─── Extracted material ───

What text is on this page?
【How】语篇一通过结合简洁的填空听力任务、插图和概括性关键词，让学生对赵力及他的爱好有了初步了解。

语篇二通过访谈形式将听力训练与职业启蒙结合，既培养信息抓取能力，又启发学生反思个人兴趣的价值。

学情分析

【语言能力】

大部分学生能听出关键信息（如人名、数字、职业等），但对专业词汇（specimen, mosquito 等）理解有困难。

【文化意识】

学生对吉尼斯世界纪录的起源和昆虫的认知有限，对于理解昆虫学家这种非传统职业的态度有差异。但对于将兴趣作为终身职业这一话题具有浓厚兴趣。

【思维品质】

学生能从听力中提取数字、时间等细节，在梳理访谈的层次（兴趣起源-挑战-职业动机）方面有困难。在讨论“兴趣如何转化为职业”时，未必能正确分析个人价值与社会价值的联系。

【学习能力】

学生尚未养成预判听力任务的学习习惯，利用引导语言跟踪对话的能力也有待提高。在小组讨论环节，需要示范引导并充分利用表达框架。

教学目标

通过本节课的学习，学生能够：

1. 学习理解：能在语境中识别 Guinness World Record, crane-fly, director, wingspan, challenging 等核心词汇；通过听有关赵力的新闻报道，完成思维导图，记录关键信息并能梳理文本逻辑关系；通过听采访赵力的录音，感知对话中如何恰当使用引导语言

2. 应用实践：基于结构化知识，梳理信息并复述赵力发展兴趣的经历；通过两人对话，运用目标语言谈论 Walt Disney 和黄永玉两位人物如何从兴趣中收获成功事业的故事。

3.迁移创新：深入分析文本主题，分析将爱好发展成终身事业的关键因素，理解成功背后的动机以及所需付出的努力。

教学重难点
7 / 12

───
─── Extracted material ───

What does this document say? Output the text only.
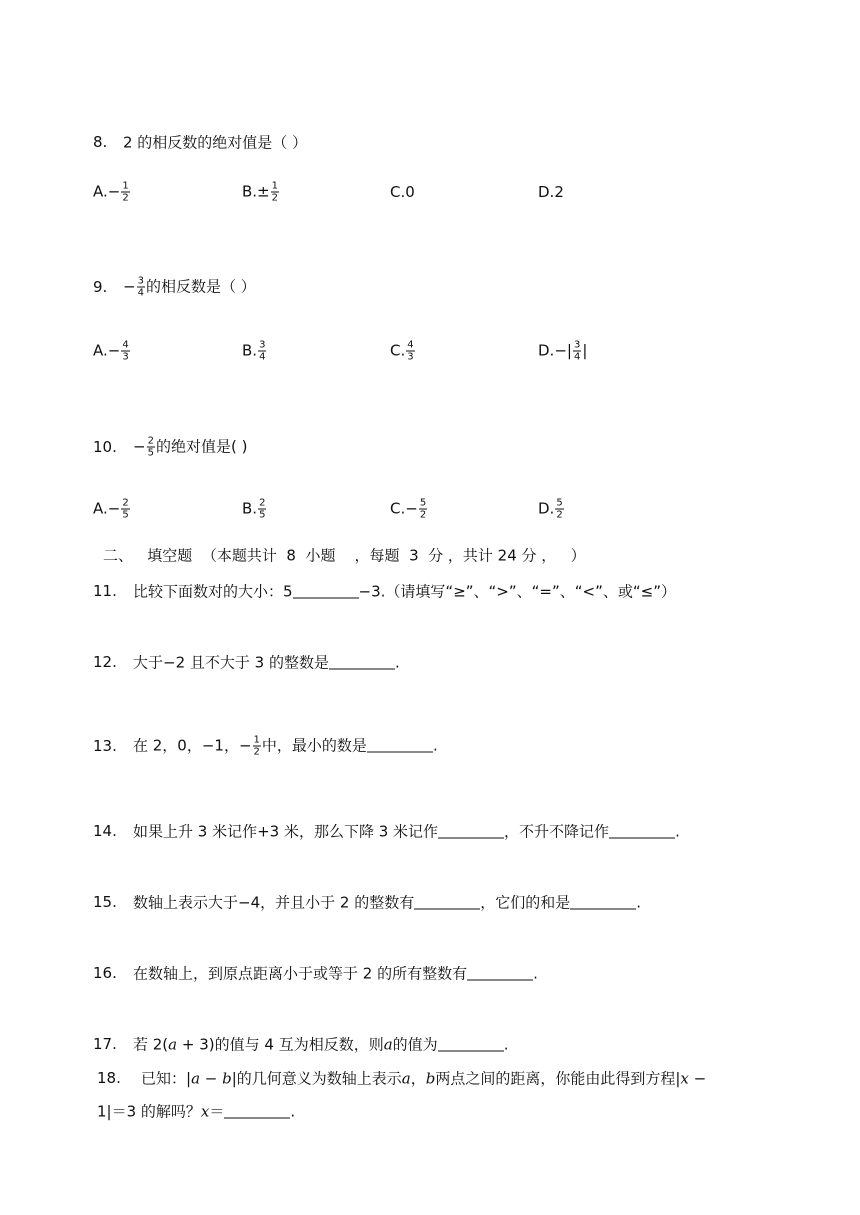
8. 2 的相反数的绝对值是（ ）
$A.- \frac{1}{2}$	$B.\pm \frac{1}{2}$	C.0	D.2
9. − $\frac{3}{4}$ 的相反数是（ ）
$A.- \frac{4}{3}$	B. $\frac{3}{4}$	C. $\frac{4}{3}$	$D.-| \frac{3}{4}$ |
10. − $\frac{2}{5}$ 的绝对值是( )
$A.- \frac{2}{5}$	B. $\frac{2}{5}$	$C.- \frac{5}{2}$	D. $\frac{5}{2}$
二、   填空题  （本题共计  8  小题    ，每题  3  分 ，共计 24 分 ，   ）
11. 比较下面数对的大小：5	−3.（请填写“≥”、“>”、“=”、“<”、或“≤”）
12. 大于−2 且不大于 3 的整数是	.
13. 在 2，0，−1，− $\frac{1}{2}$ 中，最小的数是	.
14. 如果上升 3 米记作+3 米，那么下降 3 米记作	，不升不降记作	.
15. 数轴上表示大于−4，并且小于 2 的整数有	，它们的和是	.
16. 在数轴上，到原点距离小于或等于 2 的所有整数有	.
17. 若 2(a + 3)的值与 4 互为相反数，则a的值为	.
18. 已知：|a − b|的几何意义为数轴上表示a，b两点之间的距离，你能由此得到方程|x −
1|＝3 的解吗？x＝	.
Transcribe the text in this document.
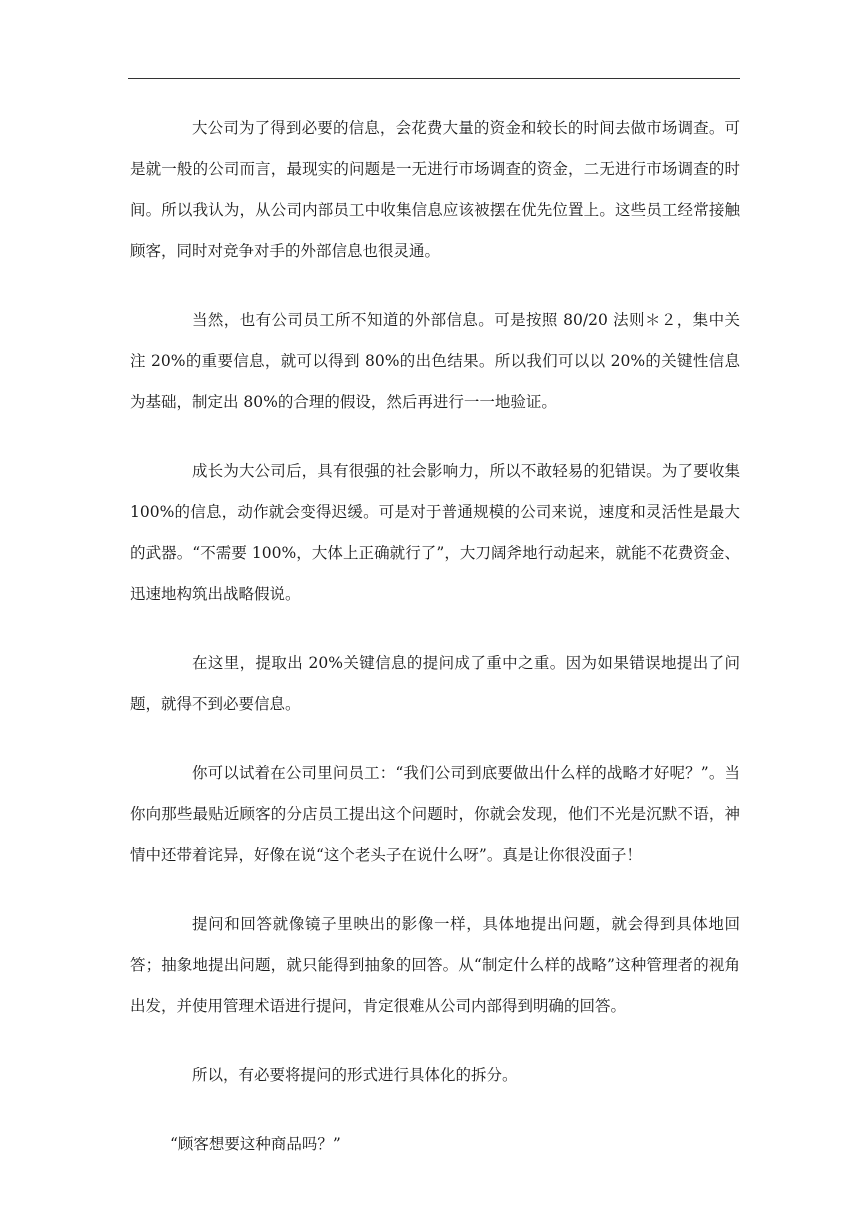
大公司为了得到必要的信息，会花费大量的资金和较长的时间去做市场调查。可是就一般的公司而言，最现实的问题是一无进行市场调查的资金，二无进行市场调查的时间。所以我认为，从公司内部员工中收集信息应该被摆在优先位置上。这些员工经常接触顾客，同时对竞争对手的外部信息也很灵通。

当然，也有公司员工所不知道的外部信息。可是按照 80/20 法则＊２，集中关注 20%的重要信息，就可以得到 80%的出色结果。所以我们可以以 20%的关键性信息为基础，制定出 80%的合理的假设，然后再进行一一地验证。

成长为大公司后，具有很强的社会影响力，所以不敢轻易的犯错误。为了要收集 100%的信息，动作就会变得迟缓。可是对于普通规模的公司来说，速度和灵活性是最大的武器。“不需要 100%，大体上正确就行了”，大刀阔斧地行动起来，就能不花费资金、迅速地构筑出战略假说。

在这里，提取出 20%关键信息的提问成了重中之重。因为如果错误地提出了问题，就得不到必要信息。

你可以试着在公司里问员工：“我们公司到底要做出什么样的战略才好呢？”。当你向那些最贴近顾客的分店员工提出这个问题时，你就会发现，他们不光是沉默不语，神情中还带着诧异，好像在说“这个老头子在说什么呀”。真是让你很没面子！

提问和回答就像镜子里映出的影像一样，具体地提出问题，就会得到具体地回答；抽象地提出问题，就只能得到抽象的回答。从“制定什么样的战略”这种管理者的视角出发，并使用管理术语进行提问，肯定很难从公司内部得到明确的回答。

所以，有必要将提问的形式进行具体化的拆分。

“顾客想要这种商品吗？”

───
─── Extracted material ───

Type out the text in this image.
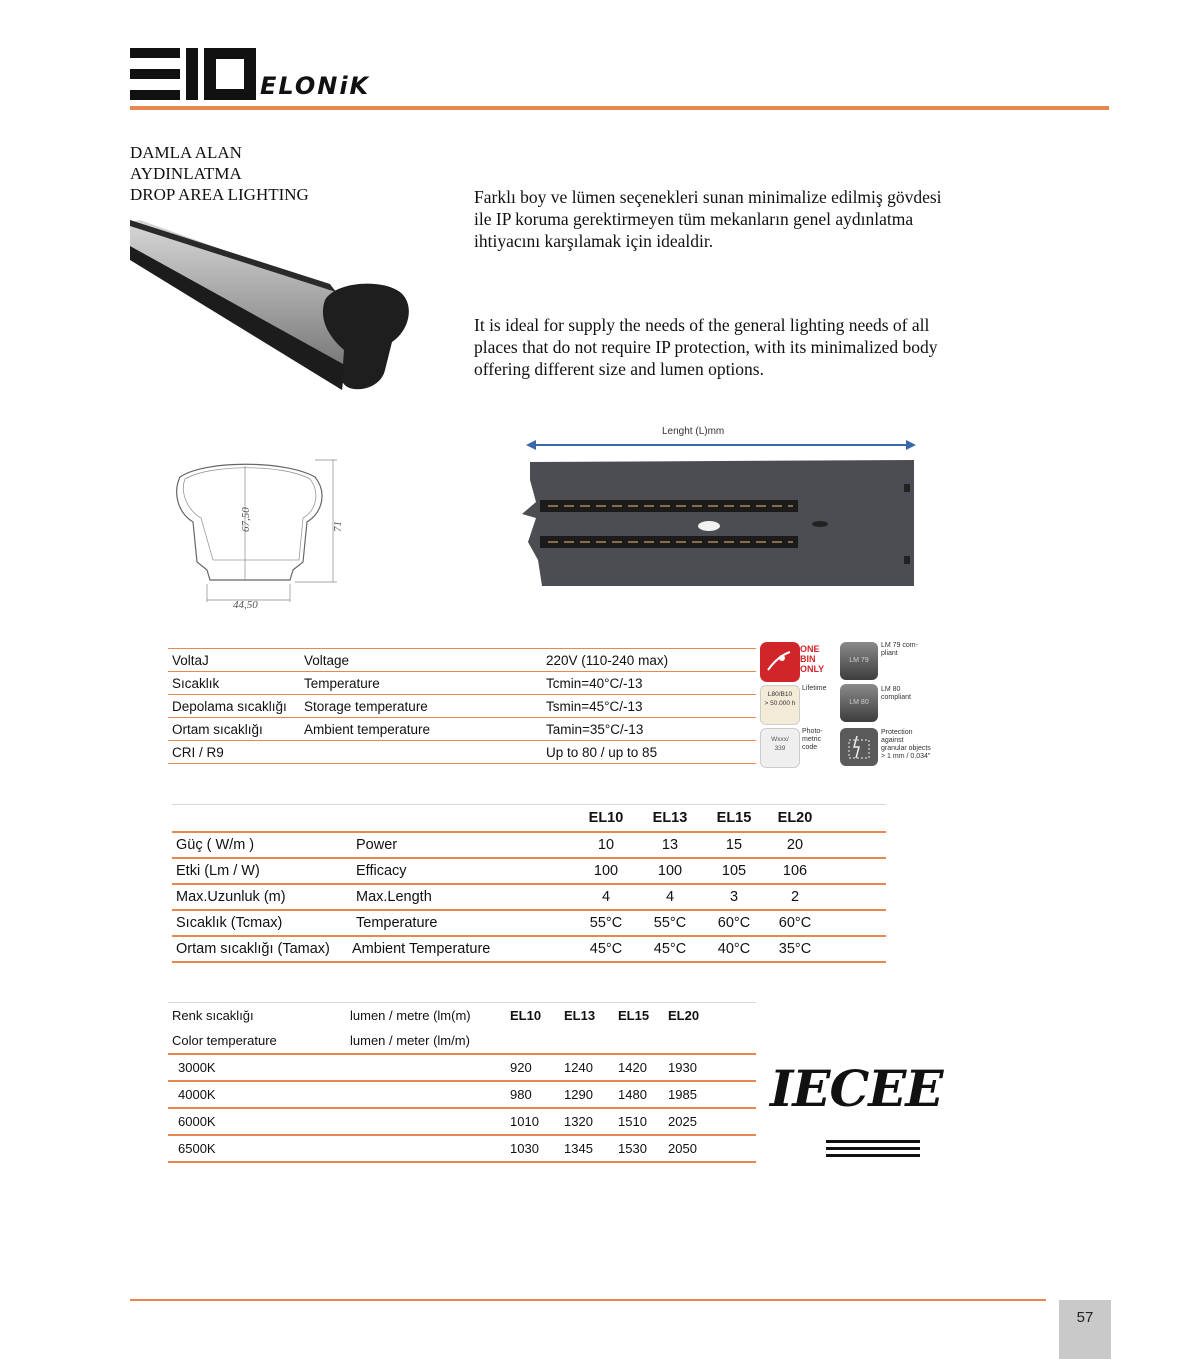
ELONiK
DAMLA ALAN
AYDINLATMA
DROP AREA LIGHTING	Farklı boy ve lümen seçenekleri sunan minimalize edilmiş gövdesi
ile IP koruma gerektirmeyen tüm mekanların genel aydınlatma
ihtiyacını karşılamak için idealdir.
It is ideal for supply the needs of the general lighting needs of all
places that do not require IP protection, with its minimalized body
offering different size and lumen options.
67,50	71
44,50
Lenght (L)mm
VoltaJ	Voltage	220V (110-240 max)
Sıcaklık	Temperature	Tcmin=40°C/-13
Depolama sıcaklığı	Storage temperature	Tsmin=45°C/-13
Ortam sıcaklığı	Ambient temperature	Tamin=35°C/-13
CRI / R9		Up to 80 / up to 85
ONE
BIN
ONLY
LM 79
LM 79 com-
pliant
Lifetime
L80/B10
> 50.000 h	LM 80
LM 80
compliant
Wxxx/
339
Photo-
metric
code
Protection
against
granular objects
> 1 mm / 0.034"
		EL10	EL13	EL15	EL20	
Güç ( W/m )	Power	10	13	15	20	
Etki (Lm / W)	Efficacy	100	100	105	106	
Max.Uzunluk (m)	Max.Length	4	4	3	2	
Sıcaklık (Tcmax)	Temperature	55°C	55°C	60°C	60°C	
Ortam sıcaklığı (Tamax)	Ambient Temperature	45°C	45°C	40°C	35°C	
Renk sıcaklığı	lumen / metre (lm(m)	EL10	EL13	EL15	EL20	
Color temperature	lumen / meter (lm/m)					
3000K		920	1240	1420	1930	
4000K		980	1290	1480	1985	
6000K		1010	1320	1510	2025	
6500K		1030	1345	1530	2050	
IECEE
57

───

* [Exercise]:
Search the preceding listing for the word "this" and pull out every line that holds it.

* [The reply]:
What text is on this page?
What does this document say? Output the text only.
Transcribe the text in this document.
Type out the text in this image.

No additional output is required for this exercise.